- **Material to process**:
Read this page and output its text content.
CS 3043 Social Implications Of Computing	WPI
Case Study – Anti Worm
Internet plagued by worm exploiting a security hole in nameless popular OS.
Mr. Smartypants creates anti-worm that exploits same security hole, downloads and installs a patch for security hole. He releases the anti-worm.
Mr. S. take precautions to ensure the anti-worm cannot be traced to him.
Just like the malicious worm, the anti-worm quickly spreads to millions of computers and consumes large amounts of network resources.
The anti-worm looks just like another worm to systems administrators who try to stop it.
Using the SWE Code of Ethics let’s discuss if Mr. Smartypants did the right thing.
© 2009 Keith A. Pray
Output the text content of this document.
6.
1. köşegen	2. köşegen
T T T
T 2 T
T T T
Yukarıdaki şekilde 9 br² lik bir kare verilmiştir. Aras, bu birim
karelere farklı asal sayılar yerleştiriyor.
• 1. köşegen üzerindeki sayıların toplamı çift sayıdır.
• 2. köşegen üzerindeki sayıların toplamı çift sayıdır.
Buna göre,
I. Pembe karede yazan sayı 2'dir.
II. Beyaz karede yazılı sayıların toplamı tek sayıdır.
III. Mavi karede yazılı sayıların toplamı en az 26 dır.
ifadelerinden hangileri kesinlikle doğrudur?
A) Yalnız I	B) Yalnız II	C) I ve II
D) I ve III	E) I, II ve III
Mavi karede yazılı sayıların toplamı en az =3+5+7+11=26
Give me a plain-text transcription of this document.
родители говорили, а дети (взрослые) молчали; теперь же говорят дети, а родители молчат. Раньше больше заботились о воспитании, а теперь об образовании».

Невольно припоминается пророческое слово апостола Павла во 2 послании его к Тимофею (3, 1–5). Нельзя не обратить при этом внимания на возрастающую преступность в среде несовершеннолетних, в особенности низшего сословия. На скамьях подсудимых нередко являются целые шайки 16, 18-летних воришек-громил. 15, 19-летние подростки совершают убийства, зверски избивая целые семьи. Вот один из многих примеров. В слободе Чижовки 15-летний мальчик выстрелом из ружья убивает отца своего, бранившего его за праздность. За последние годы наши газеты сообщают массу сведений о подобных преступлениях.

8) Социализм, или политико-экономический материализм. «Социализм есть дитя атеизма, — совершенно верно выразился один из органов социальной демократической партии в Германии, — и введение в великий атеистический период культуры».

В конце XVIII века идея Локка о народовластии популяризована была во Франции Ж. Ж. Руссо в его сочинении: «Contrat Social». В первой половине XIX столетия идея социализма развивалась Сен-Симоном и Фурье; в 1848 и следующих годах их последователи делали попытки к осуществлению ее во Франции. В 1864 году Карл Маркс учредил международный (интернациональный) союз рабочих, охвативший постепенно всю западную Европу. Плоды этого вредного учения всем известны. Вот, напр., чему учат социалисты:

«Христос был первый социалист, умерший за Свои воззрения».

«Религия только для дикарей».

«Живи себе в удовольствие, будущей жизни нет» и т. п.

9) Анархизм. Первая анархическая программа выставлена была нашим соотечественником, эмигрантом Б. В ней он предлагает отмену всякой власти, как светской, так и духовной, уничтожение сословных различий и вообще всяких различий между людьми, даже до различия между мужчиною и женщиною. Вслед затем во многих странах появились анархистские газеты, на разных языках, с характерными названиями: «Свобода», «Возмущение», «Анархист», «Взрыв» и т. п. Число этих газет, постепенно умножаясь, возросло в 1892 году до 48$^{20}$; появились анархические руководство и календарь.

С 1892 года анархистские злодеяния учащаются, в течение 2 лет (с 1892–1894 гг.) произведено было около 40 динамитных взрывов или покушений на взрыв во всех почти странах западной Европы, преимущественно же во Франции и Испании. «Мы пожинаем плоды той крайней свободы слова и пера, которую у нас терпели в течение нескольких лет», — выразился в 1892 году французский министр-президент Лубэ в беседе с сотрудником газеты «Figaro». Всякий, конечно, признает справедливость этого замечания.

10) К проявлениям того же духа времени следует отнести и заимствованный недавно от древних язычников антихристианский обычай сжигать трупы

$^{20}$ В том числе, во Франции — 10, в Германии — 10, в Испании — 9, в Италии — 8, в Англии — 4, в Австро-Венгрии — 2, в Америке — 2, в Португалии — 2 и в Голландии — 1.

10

- **What is required**: All of the data needs to be printed once more, exactly.

- **Final result**:
Read this page and output its text content.
CS 3043 Social Implications Of Computing	WPI
Case Study – Anti Worm
Internet plagued by worm exploiting a security hole in nameless popular OS.
Mr. Smartypants creates anti-worm that exploits same security hole, downloads and installs a patch for security hole. He releases the anti-worm.
Mr. S. take precautions to ensure the anti-worm cannot be traced to him.
Just like the malicious worm, the anti-worm quickly spreads to millions of computers and consumes large amounts of network resources.
The anti-worm looks just like another worm to systems administrators who try to stop it.
Using the SWE Code of Ethics let’s discuss if Mr. Smartypants did the right thing.
© 2009 Keith A. Pray
Output the text content of this document.
6.
1. köşegen	2. köşegen
T T T
T 2 T
T T T
Yukarıdaki şekilde 9 br² lik bir kare verilmiştir. Aras, bu birim
karelere farklı asal sayılar yerleştiriyor.
• 1. köşegen üzerindeki sayıların toplamı çift sayıdır.
• 2. köşegen üzerindeki sayıların toplamı çift sayıdır.
Buna göre,
I. Pembe karede yazan sayı 2'dir.
II. Beyaz karede yazılı sayıların toplamı tek sayıdır.
III. Mavi karede yazılı sayıların toplamı en az 26 dır.
ifadelerinden hangileri kesinlikle doğrudur?
A) Yalnız I	B) Yalnız II	C) I ve II
D) I ve III	E) I, II ve III
Mavi karede yazılı sayıların toplamı en az =3+5+7+11=26
Give me a plain-text transcription of this document.
родители говорили, а дети (взрослые) молчали; теперь же говорят дети, а родители молчат. Раньше больше заботились о воспитании, а теперь об образовании».

Невольно припоминается пророческое слово апостола Павла во 2 послании его к Тимофею (3, 1–5). Нельзя не обратить при этом внимания на возрастающую преступность в среде несовершеннолетних, в особенности низшего сословия. На скамьях подсудимых нередко являются целые шайки 16, 18-летних воришек-громил. 15, 19-летние подростки совершают убийства, зверски избивая целые семьи. Вот один из многих примеров. В слободе Чижовки 15-летний мальчик выстрелом из ружья убивает отца своего, бранившего его за праздность. За последние годы наши газеты сообщают массу сведений о подобных преступлениях.

8) Социализм, или политико-экономический материализм. «Социализм есть дитя атеизма, — совершенно верно выразился один из органов социальной демократической партии в Германии, — и введение в великий атеистический период культуры».

В конце XVIII века идея Локка о народовластии популяризована была во Франции Ж. Ж. Руссо в его сочинении: «Contrat Social». В первой половине XIX столетия идея социализма развивалась Сен-Симоном и Фурье; в 1848 и следующих годах их последователи делали попытки к осуществлению ее во Франции. В 1864 году Карл Маркс учредил международный (интернациональный) союз рабочих, охвативший постепенно всю западную Европу. Плоды этого вредного учения всем известны. Вот, напр., чему учат социалисты:

«Христос был первый социалист, умерший за Свои воззрения».

«Религия только для дикарей».

«Живи себе в удовольствие, будущей жизни нет» и т. п.

9) Анархизм. Первая анархическая программа выставлена была нашим соотечественником, эмигрантом Б. В ней он предлагает отмену всякой власти, как светской, так и духовной, уничтожение сословных различий и вообще всяких различий между людьми, даже до различия между мужчиною и женщиною. Вслед затем во многих странах появились анархистские газеты, на разных языках, с характерными названиями: «Свобода», «Возмущение», «Анархист», «Взрыв» и т. п. Число этих газет, постепенно умножаясь, возросло в 1892 году до 48$^{20}$; появились анархические руководство и календарь.

С 1892 года анархистские злодеяния учащаются, в течение 2 лет (с 1892–1894 гг.) произведено было около 40 динамитных взрывов или покушений на взрыв во всех почти странах западной Европы, преимущественно же во Франции и Испании. «Мы пожинаем плоды той крайней свободы слова и пера, которую у нас терпели в течение нескольких лет», — выразился в 1892 году французский министр-президент Лубэ в беседе с сотрудником газеты «Figaro». Всякий, конечно, признает справедливость этого замечания.

10) К проявлениям того же духа времени следует отнести и заимствованный недавно от древних язычников антихристианский обычай сжигать трупы

$^{20}$ В том числе, во Франции — 10, в Германии — 10, в Испании — 9, в Италии — 8, в Англии — 4, в Австро-Венгрии — 2, в Америке — 2, в Португалии — 2 и в Голландии — 1.

10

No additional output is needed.